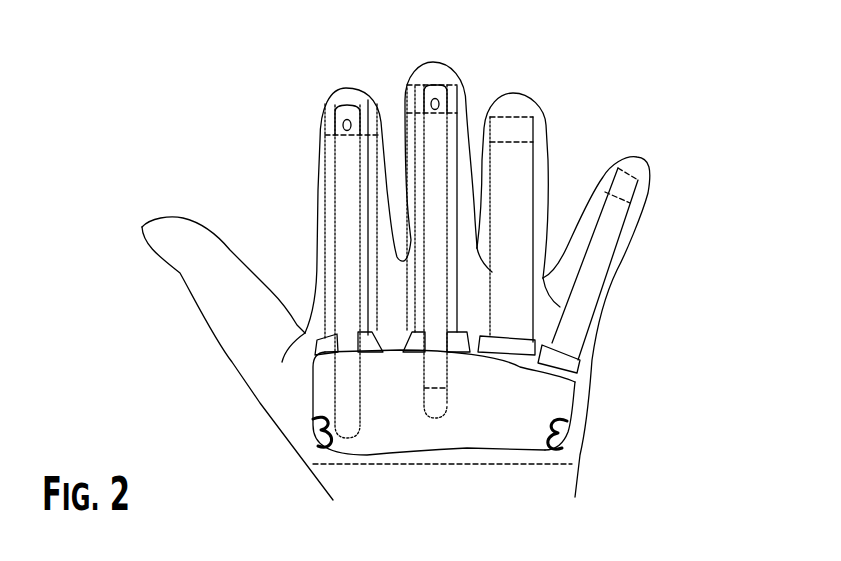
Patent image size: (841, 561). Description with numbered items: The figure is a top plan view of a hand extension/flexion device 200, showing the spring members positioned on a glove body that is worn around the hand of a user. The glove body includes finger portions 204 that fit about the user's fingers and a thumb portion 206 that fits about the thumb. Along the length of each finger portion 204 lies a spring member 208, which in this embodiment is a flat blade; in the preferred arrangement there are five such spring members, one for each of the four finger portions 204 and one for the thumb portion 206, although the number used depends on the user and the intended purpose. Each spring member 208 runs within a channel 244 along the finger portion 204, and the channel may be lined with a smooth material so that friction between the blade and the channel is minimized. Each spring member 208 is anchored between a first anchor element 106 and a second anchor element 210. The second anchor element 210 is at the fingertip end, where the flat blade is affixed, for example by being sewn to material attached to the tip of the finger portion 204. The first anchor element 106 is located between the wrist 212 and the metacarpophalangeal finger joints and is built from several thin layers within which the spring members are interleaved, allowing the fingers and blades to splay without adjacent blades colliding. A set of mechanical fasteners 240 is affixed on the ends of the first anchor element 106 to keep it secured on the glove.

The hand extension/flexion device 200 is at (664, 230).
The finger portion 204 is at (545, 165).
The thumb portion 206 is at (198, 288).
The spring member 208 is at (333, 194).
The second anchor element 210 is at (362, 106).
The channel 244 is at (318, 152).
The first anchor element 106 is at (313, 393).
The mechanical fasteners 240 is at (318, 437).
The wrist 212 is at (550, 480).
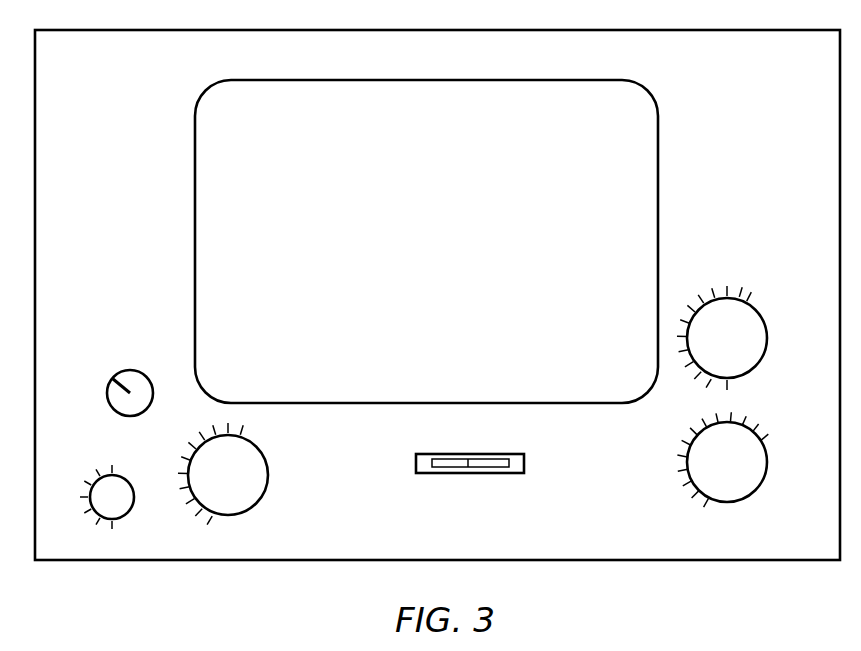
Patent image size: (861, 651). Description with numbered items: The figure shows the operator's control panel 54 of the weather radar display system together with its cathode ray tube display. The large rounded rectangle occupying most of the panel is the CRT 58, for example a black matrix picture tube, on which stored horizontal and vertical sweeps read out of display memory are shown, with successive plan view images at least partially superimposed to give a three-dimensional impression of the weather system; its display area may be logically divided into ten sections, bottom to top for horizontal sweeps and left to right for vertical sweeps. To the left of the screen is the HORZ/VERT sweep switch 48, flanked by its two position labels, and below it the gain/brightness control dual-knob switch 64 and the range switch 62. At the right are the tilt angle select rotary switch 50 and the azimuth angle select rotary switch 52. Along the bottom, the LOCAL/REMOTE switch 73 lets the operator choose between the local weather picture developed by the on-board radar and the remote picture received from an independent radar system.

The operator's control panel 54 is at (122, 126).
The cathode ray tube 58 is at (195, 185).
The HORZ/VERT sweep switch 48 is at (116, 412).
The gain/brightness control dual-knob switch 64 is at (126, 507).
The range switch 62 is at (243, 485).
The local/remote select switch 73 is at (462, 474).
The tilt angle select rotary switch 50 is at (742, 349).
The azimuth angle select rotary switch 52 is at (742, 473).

Instructions to follow: Arrange every line of the two entries above as a JSON list of strings, one string per line, with blank lines skipped and the pictures left out.

Reply to the task:
[
  "Patent image size: (841, 561). Description with numbered items: The figure is a top plan view of a hand extension/flexion device 200, showing the spring members positioned on a glove body that is worn around the hand of a user. The glove body includes finger portions 204 that fit about the user's fingers and a thumb portion 206 that fits about the thumb. Along the length of each finger portion 204 lies a spring member 208, which in this embodiment is a flat blade; in the preferred arrangement there are five such spring members, one for each of the four finger portions 204 and one for the thumb portion 206, although the number used depends on the user and the intended purpose. Each spring member 208 runs within a channel 244 along the finger portion 204, and the channel may be lined with a smooth material so that friction between the blade and the channel is minimized. Each spring member 208 is anchored between a first anchor element 106 and a second anchor element 210. The second anchor element 210 is at the fingertip end, where the flat blade is affixed, for example by being sewn to material attached to the tip of the finger portion 204. The first anchor element 106 is located between the wrist 212 and the metacarpophalangeal finger joints and is built from several thin layers within which the spring members are interleaved, allowing the fingers and blades to splay without adjacent blades colliding. A set of mechanical fasteners 240 is affixed on the ends of the first anchor element 106 to keep it secured on the glove.",
  "The hand extension/flexion device 200 is at (664, 230).",
  "The finger portion 204 is at (545, 165).",
  "The thumb portion 206 is at (198, 288).",
  "The spring member 208 is at (333, 194).",
  "The second anchor element 210 is at (362, 106).",
  "The channel 244 is at (318, 152).",
  "The first anchor element 106 is at (313, 393).",
  "The mechanical fasteners 240 is at (318, 437).",
  "The wrist 212 is at (550, 480).",
  "Patent image size: (861, 651). Description with numbered items: The figure shows the operator's control panel 54 of the weather radar display system together with its cathode ray tube display. The large rounded rectangle occupying most of the panel is the CRT 58, for example a black matrix picture tube, on which stored horizontal and vertical sweeps read out of display memory are shown, with successive plan view images at least partially superimposed to give a three-dimensional impression of the weather system; its display area may be logically divided into ten sections, bottom to top for horizontal sweeps and left to right for vertical sweeps. To the left of the screen is the HORZ/VERT sweep switch 48, flanked by its two position labels, and below it the gain/brightness control dual-knob switch 64 and the range switch 62. At the right are the tilt angle select rotary switch 50 and the azimuth angle select rotary switch 52. Along the bottom, the LOCAL/REMOTE switch 73 lets the operator choose between the local weather picture developed by the on-board radar and the remote picture received from an independent radar system.",
  "The operator's control panel 54 is at (122, 126).",
  "The cathode ray tube 58 is at (195, 185).",
  "The HORZ/VERT sweep switch 48 is at (116, 412).",
  "The gain/brightness control dual-knob switch 64 is at (126, 507).",
  "The range switch 62 is at (243, 485).",
  "The local/remote select switch 73 is at (462, 474).",
  "The tilt angle select rotary switch 50 is at (742, 349).",
  "The azimuth angle select rotary switch 52 is at (742, 473)."
]